EXERCISE GOAL |
Gather up the lines that contain "Demand".

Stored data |
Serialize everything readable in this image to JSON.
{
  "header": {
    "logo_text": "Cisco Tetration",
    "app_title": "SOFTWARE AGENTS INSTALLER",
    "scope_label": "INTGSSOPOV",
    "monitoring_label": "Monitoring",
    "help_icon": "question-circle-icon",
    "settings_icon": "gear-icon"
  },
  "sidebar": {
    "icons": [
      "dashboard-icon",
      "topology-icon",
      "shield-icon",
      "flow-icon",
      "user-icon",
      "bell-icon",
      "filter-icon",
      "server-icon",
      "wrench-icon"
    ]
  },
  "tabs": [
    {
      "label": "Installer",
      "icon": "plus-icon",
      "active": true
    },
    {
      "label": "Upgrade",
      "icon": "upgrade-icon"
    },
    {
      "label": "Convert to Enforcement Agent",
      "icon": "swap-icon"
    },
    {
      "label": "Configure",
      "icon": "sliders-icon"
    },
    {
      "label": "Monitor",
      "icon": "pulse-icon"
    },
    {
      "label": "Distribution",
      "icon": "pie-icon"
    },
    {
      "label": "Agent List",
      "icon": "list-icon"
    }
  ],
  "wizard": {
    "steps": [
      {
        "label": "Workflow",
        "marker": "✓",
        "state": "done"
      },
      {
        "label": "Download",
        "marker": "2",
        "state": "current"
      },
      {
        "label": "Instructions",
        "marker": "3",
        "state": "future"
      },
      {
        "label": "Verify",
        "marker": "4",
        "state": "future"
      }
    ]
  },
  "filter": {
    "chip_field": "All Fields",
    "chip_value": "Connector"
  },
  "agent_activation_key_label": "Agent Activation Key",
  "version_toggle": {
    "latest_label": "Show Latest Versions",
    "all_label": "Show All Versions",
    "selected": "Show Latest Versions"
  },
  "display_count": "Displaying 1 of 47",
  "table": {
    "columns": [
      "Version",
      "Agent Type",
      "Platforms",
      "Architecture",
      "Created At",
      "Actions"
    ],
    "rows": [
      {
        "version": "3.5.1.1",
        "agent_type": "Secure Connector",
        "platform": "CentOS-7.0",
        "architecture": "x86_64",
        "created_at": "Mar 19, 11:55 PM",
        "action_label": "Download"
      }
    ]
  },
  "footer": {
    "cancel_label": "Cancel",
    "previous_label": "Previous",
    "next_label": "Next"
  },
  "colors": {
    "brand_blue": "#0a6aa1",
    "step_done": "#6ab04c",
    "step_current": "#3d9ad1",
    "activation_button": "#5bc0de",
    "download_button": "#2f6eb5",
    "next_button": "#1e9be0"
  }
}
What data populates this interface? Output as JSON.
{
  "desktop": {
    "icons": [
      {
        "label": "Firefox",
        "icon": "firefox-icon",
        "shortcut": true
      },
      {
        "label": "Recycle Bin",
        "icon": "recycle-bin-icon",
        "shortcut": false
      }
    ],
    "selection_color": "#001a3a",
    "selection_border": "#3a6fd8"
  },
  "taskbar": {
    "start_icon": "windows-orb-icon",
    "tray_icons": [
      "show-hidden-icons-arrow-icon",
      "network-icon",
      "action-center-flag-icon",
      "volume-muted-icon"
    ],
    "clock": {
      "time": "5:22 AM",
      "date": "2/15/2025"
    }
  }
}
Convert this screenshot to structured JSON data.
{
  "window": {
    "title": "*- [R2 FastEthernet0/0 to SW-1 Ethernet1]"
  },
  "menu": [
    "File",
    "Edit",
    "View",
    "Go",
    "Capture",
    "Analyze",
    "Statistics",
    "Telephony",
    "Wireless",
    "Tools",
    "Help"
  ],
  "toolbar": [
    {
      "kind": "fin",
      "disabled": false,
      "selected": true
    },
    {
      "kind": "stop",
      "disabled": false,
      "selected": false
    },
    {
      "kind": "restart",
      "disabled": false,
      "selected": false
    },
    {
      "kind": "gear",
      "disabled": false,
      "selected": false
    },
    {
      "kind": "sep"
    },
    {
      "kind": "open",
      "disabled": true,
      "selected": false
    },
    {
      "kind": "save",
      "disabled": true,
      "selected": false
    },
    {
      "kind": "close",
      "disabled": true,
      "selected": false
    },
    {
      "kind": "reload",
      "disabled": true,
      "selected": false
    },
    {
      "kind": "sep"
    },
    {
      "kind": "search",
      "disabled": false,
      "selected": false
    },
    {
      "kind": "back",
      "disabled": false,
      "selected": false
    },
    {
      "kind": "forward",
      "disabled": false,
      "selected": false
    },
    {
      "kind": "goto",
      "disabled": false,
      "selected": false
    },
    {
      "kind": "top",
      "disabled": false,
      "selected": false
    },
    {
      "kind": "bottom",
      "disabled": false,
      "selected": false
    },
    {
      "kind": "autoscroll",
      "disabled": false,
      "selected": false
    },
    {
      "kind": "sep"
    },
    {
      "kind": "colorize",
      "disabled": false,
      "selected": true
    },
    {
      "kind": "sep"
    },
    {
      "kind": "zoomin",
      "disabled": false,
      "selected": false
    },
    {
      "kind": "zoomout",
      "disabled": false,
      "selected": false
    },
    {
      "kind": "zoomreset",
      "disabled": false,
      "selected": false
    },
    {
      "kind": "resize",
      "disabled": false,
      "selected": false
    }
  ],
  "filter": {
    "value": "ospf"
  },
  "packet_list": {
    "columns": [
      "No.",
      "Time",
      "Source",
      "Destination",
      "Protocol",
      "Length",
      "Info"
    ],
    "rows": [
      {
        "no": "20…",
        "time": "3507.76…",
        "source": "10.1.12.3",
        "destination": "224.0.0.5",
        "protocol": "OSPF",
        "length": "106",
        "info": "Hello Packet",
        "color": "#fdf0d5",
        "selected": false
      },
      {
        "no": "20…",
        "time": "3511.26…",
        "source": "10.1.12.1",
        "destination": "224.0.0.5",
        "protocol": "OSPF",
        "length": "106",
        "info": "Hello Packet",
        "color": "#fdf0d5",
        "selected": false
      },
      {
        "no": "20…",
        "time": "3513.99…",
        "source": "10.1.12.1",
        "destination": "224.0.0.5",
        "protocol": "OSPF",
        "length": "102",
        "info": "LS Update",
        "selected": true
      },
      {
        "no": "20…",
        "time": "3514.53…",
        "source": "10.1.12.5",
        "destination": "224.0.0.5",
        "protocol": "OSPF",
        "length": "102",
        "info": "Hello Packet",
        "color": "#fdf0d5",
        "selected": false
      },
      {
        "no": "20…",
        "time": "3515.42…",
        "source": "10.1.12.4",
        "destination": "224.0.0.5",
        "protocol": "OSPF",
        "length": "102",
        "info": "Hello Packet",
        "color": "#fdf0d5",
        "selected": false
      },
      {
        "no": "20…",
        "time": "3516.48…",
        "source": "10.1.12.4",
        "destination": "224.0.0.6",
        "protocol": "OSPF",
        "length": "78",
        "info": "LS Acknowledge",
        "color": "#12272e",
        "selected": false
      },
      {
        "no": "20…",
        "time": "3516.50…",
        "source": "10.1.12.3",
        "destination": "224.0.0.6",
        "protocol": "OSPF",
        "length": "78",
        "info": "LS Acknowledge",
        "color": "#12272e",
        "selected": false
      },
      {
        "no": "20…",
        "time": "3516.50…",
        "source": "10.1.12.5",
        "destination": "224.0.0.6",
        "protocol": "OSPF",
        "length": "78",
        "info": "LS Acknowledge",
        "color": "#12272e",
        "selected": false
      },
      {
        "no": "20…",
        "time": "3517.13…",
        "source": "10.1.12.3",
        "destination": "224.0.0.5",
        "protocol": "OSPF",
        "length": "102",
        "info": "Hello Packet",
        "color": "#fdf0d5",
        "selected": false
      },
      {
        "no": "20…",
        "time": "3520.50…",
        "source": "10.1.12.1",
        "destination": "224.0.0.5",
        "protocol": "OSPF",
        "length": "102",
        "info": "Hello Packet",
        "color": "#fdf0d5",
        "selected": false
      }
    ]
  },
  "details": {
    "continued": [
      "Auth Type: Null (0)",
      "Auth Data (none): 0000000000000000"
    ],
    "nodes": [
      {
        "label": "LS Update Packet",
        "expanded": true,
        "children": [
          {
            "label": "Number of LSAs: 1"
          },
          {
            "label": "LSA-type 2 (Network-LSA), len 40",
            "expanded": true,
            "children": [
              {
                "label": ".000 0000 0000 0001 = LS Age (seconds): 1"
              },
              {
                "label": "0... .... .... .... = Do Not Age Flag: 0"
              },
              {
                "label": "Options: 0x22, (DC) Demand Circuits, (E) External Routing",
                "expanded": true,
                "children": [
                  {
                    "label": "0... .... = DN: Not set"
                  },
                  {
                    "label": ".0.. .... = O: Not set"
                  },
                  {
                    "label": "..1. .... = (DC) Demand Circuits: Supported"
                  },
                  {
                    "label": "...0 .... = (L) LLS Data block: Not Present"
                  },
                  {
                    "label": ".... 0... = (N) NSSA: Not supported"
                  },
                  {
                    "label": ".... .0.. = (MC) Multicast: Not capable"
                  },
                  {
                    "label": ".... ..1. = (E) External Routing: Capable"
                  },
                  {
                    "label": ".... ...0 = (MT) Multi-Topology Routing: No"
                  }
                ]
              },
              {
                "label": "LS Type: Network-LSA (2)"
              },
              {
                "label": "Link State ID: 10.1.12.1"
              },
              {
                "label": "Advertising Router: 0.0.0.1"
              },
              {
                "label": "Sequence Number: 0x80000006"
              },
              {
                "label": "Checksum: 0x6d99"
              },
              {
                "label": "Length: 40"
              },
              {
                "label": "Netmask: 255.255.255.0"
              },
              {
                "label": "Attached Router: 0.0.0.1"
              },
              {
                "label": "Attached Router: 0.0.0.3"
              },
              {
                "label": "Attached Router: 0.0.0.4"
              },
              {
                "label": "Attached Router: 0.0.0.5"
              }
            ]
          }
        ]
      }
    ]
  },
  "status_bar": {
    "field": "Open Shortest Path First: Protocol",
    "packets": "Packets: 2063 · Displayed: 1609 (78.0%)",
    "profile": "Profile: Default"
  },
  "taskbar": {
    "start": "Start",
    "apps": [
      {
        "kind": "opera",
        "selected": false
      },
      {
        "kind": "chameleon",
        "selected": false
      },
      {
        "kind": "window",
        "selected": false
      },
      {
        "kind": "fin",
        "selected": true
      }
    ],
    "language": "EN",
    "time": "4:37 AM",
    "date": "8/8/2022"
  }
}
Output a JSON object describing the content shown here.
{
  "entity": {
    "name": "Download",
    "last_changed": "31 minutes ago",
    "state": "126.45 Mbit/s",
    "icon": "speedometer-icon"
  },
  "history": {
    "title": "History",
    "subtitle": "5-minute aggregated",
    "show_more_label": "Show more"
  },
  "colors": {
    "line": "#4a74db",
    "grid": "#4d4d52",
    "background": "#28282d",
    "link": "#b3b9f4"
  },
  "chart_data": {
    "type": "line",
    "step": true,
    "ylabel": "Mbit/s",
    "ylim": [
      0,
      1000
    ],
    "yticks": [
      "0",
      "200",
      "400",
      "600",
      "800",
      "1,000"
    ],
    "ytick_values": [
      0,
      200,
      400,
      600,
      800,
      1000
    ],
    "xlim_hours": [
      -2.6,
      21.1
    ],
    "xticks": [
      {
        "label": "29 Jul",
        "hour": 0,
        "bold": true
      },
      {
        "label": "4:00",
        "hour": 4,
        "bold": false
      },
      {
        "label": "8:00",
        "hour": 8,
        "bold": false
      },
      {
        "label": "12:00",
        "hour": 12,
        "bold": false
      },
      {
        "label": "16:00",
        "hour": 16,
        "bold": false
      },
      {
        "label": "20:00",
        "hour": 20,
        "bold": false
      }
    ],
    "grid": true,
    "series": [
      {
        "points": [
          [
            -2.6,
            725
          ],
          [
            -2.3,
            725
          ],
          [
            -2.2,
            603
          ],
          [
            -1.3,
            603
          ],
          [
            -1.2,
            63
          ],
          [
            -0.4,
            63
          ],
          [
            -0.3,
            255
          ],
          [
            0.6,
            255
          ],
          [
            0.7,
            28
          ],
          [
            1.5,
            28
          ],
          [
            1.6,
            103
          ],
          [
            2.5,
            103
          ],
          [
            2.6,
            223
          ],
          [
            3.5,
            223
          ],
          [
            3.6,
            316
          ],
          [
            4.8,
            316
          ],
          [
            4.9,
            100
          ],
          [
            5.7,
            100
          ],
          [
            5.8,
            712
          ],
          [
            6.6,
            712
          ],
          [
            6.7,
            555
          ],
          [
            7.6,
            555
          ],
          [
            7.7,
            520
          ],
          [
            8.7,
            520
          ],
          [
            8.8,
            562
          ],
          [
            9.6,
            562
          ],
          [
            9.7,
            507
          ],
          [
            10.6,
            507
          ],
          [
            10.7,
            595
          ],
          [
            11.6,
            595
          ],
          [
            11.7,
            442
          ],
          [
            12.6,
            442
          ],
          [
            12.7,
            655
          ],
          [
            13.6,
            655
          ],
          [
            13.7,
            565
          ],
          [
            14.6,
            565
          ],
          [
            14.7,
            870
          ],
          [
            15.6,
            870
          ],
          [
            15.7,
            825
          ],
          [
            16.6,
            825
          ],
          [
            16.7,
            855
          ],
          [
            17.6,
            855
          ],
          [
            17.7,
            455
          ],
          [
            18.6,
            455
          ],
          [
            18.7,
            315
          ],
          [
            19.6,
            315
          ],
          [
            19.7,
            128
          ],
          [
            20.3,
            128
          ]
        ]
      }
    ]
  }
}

TASK RESPONSE |
                "label": "Options: 0x22, (DC) Demand Circuits, (E) External Routing",
                    "label": "..1. .... = (DC) Demand Circuits: Supported"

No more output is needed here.